To do:
Type the records out again in full, exactly.

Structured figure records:
____________________

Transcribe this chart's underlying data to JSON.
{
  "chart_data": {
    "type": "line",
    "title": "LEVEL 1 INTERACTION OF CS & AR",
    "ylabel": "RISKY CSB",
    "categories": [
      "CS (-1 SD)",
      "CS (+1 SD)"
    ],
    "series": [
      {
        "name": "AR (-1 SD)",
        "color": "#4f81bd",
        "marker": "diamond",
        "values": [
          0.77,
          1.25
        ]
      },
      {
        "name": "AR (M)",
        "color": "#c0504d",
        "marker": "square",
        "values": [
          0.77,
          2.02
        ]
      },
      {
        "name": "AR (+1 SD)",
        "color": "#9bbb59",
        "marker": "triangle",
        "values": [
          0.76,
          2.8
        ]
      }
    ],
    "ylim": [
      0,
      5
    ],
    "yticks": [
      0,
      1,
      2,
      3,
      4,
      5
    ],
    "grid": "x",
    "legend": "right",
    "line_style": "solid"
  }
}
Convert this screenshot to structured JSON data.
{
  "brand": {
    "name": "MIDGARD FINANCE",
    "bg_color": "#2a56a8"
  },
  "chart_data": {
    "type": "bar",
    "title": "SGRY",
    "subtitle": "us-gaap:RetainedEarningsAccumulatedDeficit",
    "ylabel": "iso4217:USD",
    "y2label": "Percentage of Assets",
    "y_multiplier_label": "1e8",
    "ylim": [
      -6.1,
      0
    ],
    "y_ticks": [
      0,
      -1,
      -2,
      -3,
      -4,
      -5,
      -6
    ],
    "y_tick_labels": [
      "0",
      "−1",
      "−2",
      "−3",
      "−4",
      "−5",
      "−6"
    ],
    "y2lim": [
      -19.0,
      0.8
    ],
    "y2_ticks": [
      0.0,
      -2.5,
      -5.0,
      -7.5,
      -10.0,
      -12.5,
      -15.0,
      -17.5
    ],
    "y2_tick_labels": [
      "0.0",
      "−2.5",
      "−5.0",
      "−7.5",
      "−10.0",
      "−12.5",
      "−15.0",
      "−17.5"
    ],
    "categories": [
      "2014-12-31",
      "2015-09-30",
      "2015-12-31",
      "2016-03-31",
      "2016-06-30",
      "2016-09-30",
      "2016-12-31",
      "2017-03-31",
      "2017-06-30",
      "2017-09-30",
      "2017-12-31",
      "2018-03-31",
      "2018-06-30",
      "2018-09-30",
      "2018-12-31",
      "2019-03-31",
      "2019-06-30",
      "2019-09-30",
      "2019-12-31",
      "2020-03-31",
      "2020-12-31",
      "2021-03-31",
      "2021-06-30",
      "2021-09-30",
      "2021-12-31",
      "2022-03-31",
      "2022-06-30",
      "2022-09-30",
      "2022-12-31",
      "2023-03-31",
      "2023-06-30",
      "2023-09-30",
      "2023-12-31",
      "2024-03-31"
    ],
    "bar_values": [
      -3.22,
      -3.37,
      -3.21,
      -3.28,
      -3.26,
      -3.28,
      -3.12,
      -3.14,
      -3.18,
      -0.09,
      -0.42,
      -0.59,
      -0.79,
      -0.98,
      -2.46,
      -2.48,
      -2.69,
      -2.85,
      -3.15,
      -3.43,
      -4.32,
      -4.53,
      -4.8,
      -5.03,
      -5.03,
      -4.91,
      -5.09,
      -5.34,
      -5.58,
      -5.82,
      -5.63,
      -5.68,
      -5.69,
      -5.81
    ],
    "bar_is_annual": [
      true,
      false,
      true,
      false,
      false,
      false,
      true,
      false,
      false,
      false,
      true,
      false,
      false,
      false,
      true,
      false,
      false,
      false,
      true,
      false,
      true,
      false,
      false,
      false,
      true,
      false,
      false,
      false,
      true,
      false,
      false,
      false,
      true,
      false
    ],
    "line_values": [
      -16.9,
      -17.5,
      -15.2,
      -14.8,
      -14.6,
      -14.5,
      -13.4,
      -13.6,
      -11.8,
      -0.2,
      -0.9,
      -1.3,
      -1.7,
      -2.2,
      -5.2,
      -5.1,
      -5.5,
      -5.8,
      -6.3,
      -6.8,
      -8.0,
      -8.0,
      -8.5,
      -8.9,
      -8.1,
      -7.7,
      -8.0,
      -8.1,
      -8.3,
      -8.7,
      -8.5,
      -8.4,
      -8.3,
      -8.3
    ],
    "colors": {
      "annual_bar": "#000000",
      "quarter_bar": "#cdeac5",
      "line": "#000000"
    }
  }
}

____________________

Output of the exercise:
Transcribe this chart's underlying data to JSON.
{
  "chart_data": {
    "type": "line",
    "title": "LEVEL 1 INTERACTION OF CS & AR",
    "ylabel": "RISKY CSB",
    "categories": [
      "CS (-1 SD)",
      "CS (+1 SD)"
    ],
    "series": [
      {
        "name": "AR (-1 SD)",
        "color": "#4f81bd",
        "marker": "diamond",
        "values": [
          0.77,
          1.25
        ]
      },
      {
        "name": "AR (M)",
        "color": "#c0504d",
        "marker": "square",
        "values": [
          0.77,
          2.02
        ]
      },
      {
        "name": "AR (+1 SD)",
        "color": "#9bbb59",
        "marker": "triangle",
        "values": [
          0.76,
          2.8
        ]
      }
    ],
    "ylim": [
      0,
      5
    ],
    "yticks": [
      0,
      1,
      2,
      3,
      4,
      5
    ],
    "grid": "x",
    "legend": "right",
    "line_style": "solid"
  }
}
Convert this screenshot to structured JSON data.
{
  "brand": {
    "name": "MIDGARD FINANCE",
    "bg_color": "#2a56a8"
  },
  "chart_data": {
    "type": "bar",
    "title": "SGRY",
    "subtitle": "us-gaap:RetainedEarningsAccumulatedDeficit",
    "ylabel": "iso4217:USD",
    "y2label": "Percentage of Assets",
    "y_multiplier_label": "1e8",
    "ylim": [
      -6.1,
      0
    ],
    "y_ticks": [
      0,
      -1,
      -2,
      -3,
      -4,
      -5,
      -6
    ],
    "y_tick_labels": [
      "0",
      "−1",
      "−2",
      "−3",
      "−4",
      "−5",
      "−6"
    ],
    "y2lim": [
      -19.0,
      0.8
    ],
    "y2_ticks": [
      0.0,
      -2.5,
      -5.0,
      -7.5,
      -10.0,
      -12.5,
      -15.0,
      -17.5
    ],
    "y2_tick_labels": [
      "0.0",
      "−2.5",
      "−5.0",
      "−7.5",
      "−10.0",
      "−12.5",
      "−15.0",
      "−17.5"
    ],
    "categories": [
      "2014-12-31",
      "2015-09-30",
      "2015-12-31",
      "2016-03-31",
      "2016-06-30",
      "2016-09-30",
      "2016-12-31",
      "2017-03-31",
      "2017-06-30",
      "2017-09-30",
      "2017-12-31",
      "2018-03-31",
      "2018-06-30",
      "2018-09-30",
      "2018-12-31",
      "2019-03-31",
      "2019-06-30",
      "2019-09-30",
      "2019-12-31",
      "2020-03-31",
      "2020-12-31",
      "2021-03-31",
      "2021-06-30",
      "2021-09-30",
      "2021-12-31",
      "2022-03-31",
      "2022-06-30",
      "2022-09-30",
      "2022-12-31",
      "2023-03-31",
      "2023-06-30",
      "2023-09-30",
      "2023-12-31",
      "2024-03-31"
    ],
    "bar_values": [
      -3.22,
      -3.37,
      -3.21,
      -3.28,
      -3.26,
      -3.28,
      -3.12,
      -3.14,
      -3.18,
      -0.09,
      -0.42,
      -0.59,
      -0.79,
      -0.98,
      -2.46,
      -2.48,
      -2.69,
      -2.85,
      -3.15,
      -3.43,
      -4.32,
      -4.53,
      -4.8,
      -5.03,
      -5.03,
      -4.91,
      -5.09,
      -5.34,
      -5.58,
      -5.82,
      -5.63,
      -5.68,
      -5.69,
      -5.81
    ],
    "bar_is_annual": [
      true,
      false,
      true,
      false,
      false,
      false,
      true,
      false,
      false,
      false,
      true,
      false,
      false,
      false,
      true,
      false,
      false,
      false,
      true,
      false,
      true,
      false,
      false,
      false,
      true,
      false,
      false,
      false,
      true,
      false,
      false,
      false,
      true,
      false
    ],
    "line_values": [
      -16.9,
      -17.5,
      -15.2,
      -14.8,
      -14.6,
      -14.5,
      -13.4,
      -13.6,
      -11.8,
      -0.2,
      -0.9,
      -1.3,
      -1.7,
      -2.2,
      -5.2,
      -5.1,
      -5.5,
      -5.8,
      -6.3,
      -6.8,
      -8.0,
      -8.0,
      -8.5,
      -8.9,
      -8.1,
      -7.7,
      -8.0,
      -8.1,
      -8.3,
      -8.7,
      -8.5,
      -8.4,
      -8.3,
      -8.3
    ],
    "colors": {
      "annual_bar": "#000000",
      "quarter_bar": "#cdeac5",
      "line": "#000000"
    }
  }
}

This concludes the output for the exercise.